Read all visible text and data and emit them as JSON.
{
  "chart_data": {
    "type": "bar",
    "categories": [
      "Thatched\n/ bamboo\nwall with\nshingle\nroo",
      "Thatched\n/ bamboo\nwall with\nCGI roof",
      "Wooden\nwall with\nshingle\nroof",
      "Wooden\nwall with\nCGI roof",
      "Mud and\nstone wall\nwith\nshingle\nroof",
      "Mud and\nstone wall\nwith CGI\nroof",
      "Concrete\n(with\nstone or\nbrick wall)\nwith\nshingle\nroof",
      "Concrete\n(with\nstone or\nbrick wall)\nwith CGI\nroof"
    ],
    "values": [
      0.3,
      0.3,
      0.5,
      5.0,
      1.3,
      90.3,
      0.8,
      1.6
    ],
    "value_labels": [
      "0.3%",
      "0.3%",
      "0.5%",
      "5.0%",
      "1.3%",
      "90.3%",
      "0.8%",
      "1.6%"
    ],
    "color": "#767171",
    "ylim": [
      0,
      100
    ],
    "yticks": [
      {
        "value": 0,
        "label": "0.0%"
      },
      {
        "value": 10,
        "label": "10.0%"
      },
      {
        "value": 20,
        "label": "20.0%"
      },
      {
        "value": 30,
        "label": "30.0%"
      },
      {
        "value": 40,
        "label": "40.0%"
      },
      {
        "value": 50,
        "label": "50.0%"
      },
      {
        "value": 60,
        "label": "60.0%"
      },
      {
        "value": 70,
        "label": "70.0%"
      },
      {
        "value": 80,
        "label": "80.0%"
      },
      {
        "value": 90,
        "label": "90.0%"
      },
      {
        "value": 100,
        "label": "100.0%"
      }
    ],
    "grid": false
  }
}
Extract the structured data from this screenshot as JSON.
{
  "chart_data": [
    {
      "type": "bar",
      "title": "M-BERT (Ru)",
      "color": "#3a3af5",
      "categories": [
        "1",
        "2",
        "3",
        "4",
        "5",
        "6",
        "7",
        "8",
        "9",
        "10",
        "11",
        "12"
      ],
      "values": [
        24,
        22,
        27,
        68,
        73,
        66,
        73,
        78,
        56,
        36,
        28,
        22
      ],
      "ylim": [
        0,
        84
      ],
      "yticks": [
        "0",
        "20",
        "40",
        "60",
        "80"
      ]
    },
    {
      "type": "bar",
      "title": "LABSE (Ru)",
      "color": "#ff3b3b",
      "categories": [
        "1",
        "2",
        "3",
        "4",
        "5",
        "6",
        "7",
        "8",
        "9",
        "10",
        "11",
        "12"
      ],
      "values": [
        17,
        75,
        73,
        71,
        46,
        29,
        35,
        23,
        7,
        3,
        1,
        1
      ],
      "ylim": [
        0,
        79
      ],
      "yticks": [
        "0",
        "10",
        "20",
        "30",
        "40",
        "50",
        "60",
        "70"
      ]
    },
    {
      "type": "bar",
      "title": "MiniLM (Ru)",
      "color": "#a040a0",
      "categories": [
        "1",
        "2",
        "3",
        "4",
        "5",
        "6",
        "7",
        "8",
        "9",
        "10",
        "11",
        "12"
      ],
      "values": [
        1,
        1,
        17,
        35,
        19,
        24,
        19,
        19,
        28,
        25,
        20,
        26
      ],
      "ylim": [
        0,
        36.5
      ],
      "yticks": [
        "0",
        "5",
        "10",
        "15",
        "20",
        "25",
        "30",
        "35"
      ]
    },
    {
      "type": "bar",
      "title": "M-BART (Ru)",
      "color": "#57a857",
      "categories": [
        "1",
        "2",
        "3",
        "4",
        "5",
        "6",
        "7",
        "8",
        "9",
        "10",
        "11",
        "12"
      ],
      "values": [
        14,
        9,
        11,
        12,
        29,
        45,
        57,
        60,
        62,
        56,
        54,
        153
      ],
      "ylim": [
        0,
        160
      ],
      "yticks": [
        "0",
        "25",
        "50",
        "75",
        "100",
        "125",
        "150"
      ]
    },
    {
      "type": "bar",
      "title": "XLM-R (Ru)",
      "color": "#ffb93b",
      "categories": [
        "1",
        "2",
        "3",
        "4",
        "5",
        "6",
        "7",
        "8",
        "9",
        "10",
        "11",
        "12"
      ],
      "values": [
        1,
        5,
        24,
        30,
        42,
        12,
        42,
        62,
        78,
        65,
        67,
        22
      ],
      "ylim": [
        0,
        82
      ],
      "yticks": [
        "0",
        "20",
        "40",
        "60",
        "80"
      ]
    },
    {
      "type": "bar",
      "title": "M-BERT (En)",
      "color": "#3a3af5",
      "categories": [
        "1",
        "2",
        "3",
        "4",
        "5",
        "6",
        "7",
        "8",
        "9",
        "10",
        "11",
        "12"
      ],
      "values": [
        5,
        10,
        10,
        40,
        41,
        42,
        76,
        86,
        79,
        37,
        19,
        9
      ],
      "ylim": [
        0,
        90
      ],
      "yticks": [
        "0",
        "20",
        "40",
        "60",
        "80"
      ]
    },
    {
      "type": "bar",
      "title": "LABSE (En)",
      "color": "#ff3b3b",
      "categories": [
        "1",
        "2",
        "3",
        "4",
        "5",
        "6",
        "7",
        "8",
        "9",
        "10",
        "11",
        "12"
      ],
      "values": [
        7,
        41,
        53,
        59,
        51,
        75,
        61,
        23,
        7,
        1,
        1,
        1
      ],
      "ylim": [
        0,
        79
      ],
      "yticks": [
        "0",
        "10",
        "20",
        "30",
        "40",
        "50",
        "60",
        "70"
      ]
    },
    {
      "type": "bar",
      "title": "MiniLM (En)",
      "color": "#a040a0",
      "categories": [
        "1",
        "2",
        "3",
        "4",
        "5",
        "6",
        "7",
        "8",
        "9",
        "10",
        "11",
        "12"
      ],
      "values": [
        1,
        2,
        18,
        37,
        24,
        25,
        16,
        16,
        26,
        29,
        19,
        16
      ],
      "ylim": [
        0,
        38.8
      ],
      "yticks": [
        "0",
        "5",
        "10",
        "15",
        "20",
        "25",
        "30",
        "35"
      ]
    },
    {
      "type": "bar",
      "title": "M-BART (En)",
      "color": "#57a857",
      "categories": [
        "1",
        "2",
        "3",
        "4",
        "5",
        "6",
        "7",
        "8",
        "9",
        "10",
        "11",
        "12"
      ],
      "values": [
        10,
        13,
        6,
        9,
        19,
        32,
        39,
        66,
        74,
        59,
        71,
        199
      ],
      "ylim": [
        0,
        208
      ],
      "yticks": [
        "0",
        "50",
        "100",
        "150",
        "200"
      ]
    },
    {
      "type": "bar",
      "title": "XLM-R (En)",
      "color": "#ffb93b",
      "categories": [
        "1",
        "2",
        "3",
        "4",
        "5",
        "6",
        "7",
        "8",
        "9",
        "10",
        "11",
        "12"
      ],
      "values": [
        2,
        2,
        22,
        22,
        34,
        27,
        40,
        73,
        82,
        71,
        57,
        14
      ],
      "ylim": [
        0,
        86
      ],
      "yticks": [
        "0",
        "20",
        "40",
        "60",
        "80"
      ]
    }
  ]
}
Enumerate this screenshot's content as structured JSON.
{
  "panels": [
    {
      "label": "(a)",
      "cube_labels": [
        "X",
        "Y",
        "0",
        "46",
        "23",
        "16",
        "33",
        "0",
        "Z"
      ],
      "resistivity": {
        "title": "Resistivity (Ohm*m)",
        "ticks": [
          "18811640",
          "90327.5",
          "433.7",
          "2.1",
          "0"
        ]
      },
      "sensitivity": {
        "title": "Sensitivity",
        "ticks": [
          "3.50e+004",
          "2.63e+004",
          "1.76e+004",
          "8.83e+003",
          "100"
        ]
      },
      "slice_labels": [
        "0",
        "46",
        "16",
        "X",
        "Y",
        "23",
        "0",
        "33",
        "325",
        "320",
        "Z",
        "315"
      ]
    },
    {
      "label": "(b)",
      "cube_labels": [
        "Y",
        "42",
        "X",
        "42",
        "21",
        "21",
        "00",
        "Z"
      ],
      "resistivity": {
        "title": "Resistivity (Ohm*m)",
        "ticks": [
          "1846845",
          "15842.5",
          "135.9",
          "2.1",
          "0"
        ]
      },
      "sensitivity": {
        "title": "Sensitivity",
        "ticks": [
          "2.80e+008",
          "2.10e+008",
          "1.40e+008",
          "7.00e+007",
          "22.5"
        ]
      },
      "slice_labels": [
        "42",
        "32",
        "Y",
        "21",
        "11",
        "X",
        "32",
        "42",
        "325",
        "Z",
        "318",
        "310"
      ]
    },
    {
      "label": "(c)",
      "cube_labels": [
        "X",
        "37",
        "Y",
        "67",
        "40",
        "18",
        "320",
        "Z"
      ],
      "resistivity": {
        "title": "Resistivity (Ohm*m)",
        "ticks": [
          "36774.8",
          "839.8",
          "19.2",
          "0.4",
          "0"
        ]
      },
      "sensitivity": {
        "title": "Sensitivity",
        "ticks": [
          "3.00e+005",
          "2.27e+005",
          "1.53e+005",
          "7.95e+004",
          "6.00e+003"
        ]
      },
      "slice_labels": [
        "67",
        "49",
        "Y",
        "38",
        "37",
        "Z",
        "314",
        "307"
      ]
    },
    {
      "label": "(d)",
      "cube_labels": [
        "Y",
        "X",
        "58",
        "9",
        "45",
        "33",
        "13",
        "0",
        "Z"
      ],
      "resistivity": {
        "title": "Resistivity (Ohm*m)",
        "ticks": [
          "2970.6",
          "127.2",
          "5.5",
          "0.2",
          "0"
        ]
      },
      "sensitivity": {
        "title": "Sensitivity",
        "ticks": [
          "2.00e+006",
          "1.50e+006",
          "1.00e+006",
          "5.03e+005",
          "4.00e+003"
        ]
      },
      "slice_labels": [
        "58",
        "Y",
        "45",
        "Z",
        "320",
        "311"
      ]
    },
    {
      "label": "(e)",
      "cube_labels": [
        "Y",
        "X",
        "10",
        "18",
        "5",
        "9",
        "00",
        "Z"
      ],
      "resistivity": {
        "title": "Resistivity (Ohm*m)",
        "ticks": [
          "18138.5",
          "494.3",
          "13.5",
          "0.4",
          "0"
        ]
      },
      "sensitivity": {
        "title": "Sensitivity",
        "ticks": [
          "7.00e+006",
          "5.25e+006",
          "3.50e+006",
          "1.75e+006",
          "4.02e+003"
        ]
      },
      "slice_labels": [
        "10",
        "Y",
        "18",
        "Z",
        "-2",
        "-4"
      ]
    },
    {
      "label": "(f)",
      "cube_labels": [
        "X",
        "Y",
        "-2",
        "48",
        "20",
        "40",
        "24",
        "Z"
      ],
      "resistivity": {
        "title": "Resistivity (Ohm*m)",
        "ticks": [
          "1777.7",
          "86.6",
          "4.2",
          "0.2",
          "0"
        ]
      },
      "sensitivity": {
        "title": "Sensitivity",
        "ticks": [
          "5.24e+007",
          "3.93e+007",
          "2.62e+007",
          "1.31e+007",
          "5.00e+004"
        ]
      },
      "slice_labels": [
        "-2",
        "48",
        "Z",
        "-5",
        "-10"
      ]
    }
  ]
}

==============================

PROBLEM DESCRIPTION: Reproduce every line of the listing above in which the string "structured" appears.

SOLUTION BELOW:
Extract the structured data from this screenshot as JSON.
Enumerate this screenshot's content as structured JSON.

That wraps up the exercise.